## Task material
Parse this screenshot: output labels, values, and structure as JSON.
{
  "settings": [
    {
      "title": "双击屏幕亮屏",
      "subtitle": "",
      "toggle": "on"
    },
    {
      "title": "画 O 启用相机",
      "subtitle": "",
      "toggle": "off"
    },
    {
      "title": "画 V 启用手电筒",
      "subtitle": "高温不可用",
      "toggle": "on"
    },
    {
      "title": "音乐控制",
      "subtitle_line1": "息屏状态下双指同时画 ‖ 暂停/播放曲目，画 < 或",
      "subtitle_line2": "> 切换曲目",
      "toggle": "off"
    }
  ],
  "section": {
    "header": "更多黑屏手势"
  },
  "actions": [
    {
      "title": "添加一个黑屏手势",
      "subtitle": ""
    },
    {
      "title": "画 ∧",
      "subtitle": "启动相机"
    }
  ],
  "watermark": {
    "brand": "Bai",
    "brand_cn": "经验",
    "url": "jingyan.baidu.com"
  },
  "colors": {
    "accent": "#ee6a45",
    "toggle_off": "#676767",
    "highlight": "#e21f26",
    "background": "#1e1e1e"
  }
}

## What to do
Write out every entry above, word for word.

## Reply
Parse this screenshot: output labels, values, and structure as JSON.
{
  "settings": [
    {
      "title": "双击屏幕亮屏",
      "subtitle": "",
      "toggle": "on"
    },
    {
      "title": "画 O 启用相机",
      "subtitle": "",
      "toggle": "off"
    },
    {
      "title": "画 V 启用手电筒",
      "subtitle": "高温不可用",
      "toggle": "on"
    },
    {
      "title": "音乐控制",
      "subtitle_line1": "息屏状态下双指同时画 ‖ 暂停/播放曲目，画 < 或",
      "subtitle_line2": "> 切换曲目",
      "toggle": "off"
    }
  ],
  "section": {
    "header": "更多黑屏手势"
  },
  "actions": [
    {
      "title": "添加一个黑屏手势",
      "subtitle": ""
    },
    {
      "title": "画 ∧",
      "subtitle": "启动相机"
    }
  ],
  "watermark": {
    "brand": "Bai",
    "brand_cn": "经验",
    "url": "jingyan.baidu.com"
  },
  "colors": {
    "accent": "#ee6a45",
    "toggle_off": "#676767",
    "highlight": "#e21f26",
    "background": "#1e1e1e"
  }
}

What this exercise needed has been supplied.